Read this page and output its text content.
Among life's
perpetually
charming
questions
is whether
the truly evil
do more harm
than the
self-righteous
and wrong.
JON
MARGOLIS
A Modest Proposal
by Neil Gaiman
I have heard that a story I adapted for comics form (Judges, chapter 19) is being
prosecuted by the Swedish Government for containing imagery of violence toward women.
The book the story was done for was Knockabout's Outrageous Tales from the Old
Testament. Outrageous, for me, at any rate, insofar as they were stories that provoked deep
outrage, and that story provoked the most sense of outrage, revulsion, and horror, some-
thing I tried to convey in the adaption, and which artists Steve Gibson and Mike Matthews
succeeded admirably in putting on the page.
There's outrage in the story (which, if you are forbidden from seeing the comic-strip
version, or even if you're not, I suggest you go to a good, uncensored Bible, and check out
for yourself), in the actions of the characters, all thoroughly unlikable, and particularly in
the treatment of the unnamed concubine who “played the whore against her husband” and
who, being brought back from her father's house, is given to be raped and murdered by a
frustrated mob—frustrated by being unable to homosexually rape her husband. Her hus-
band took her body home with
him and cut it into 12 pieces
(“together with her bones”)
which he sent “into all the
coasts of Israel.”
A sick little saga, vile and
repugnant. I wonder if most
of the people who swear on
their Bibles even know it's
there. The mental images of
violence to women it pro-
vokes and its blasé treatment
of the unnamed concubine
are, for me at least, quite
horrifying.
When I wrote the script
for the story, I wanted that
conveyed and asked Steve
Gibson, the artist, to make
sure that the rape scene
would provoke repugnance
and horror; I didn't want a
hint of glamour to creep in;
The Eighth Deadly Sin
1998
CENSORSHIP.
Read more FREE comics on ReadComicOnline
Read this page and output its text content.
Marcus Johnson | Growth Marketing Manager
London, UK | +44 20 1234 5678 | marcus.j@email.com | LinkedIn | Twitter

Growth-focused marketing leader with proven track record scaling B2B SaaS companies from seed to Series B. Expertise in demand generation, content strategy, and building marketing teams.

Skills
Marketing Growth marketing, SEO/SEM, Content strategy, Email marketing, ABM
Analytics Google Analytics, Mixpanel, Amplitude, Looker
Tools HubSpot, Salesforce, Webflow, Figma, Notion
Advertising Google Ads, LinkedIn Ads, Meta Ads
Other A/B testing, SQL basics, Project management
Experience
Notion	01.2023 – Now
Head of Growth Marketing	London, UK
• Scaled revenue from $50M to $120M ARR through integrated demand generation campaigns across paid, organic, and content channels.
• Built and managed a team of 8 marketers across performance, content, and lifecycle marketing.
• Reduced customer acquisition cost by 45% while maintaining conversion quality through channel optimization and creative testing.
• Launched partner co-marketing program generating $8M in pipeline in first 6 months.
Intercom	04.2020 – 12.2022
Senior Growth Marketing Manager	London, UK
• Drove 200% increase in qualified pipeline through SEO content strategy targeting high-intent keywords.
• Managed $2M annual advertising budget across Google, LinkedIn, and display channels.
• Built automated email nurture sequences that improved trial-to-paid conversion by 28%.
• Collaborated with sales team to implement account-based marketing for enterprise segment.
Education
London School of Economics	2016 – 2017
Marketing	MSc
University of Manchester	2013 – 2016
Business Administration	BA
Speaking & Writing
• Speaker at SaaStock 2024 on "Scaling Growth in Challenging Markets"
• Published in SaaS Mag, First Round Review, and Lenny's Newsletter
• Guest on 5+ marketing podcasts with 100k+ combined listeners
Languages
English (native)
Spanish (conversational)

::::::

**WORK TO DO**:
Write out all the data again, exactly as it appears.

**RESPONSE TO THIS EXERCISE**:
Read this page and output its text content.
Among life's
perpetually
charming
questions
is whether
the truly evil
do more harm
than the
self-righteous
and wrong.
JON
MARGOLIS
A Modest Proposal
by Neil Gaiman
I have heard that a story I adapted for comics form (Judges, chapter 19) is being
prosecuted by the Swedish Government for containing imagery of violence toward women.
The book the story was done for was Knockabout's Outrageous Tales from the Old
Testament. Outrageous, for me, at any rate, insofar as they were stories that provoked deep
outrage, and that story provoked the most sense of outrage, revulsion, and horror, some-
thing I tried to convey in the adaption, and which artists Steve Gibson and Mike Matthews
succeeded admirably in putting on the page.
There's outrage in the story (which, if you are forbidden from seeing the comic-strip
version, or even if you're not, I suggest you go to a good, uncensored Bible, and check out
for yourself), in the actions of the characters, all thoroughly unlikable, and particularly in
the treatment of the unnamed concubine who “played the whore against her husband” and
who, being brought back from her father's house, is given to be raped and murdered by a
frustrated mob—frustrated by being unable to homosexually rape her husband. Her hus-
band took her body home with
him and cut it into 12 pieces
(“together with her bones”)
which he sent “into all the
coasts of Israel.”
A sick little saga, vile and
repugnant. I wonder if most
of the people who swear on
their Bibles even know it's
there. The mental images of
violence to women it pro-
vokes and its blasé treatment
of the unnamed concubine
are, for me at least, quite
horrifying.
When I wrote the script
for the story, I wanted that
conveyed and asked Steve
Gibson, the artist, to make
sure that the rape scene
would provoke repugnance
and horror; I didn't want a
hint of glamour to creep in;
The Eighth Deadly Sin
1998
CENSORSHIP.
Read more FREE comics on ReadComicOnline
Read this page and output its text content.
Marcus Johnson | Growth Marketing Manager
London, UK | +44 20 1234 5678 | marcus.j@email.com | LinkedIn | Twitter

Growth-focused marketing leader with proven track record scaling B2B SaaS companies from seed to Series B. Expertise in demand generation, content strategy, and building marketing teams.

Skills
Marketing Growth marketing, SEO/SEM, Content strategy, Email marketing, ABM
Analytics Google Analytics, Mixpanel, Amplitude, Looker
Tools HubSpot, Salesforce, Webflow, Figma, Notion
Advertising Google Ads, LinkedIn Ads, Meta Ads
Other A/B testing, SQL basics, Project management
Experience
Notion	01.2023 – Now
Head of Growth Marketing	London, UK
• Scaled revenue from $50M to $120M ARR through integrated demand generation campaigns across paid, organic, and content channels.
• Built and managed a team of 8 marketers across performance, content, and lifecycle marketing.
• Reduced customer acquisition cost by 45% while maintaining conversion quality through channel optimization and creative testing.
• Launched partner co-marketing program generating $8M in pipeline in first 6 months.
Intercom	04.2020 – 12.2022
Senior Growth Marketing Manager	London, UK
• Drove 200% increase in qualified pipeline through SEO content strategy targeting high-intent keywords.
• Managed $2M annual advertising budget across Google, LinkedIn, and display channels.
• Built automated email nurture sequences that improved trial-to-paid conversion by 28%.
• Collaborated with sales team to implement account-based marketing for enterprise segment.
Education
London School of Economics	2016 – 2017
Marketing	MSc
University of Manchester	2013 – 2016
Business Administration	BA
Speaking & Writing
• Speaker at SaaStock 2024 on "Scaling Growth in Challenging Markets"
• Published in SaaS Mag, First Round Review, and Lenny's Newsletter
• Guest on 5+ marketing podcasts with 100k+ combined listeners
Languages
English (native)
Spanish (conversational)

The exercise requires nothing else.